_EXERCISE INSTRUCTIONS_: Repeat every record below exactly, omitting any pictures.

▶

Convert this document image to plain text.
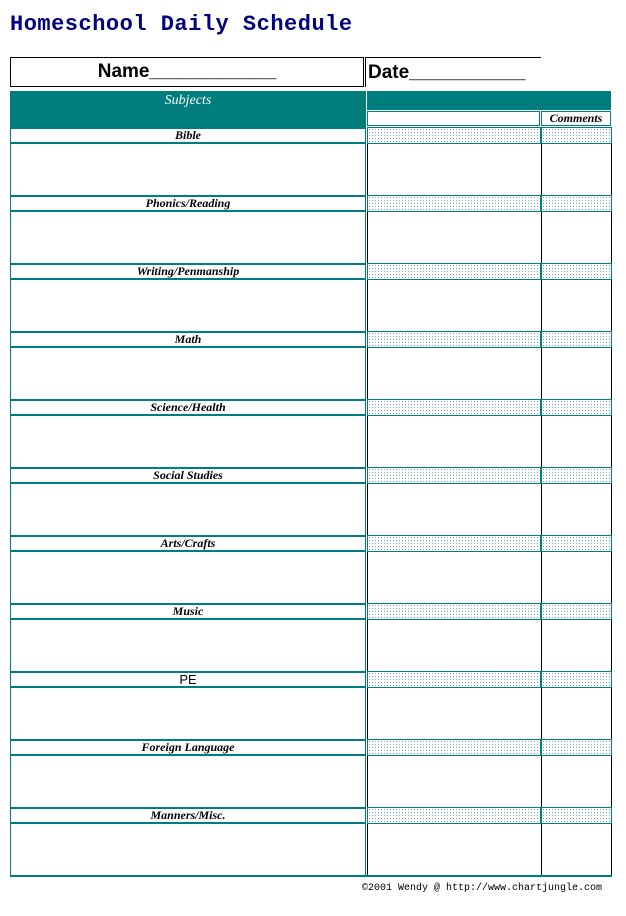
Homeschool Daily Schedule
Name____________	Date___________
Subjects
Comments
Bible
Phonics/Reading
Writing/Penmanship
Math
Science/Health
Social Studies
Arts/Crafts
Music
PE
Foreign Language
Manners/Misc.
©2001 Wendy @ http://www.chartjungle.com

◀

_WRITTEN REPLY_:
Convert this document image to plain text.
Homeschool Daily Schedule
Name____________	Date___________
Subjects
Comments
Bible
Phonics/Reading
Writing/Penmanship
Math
Science/Health
Social Studies
Arts/Crafts
Music
PE
Foreign Language
Manners/Misc.
©2001 Wendy @ http://www.chartjungle.com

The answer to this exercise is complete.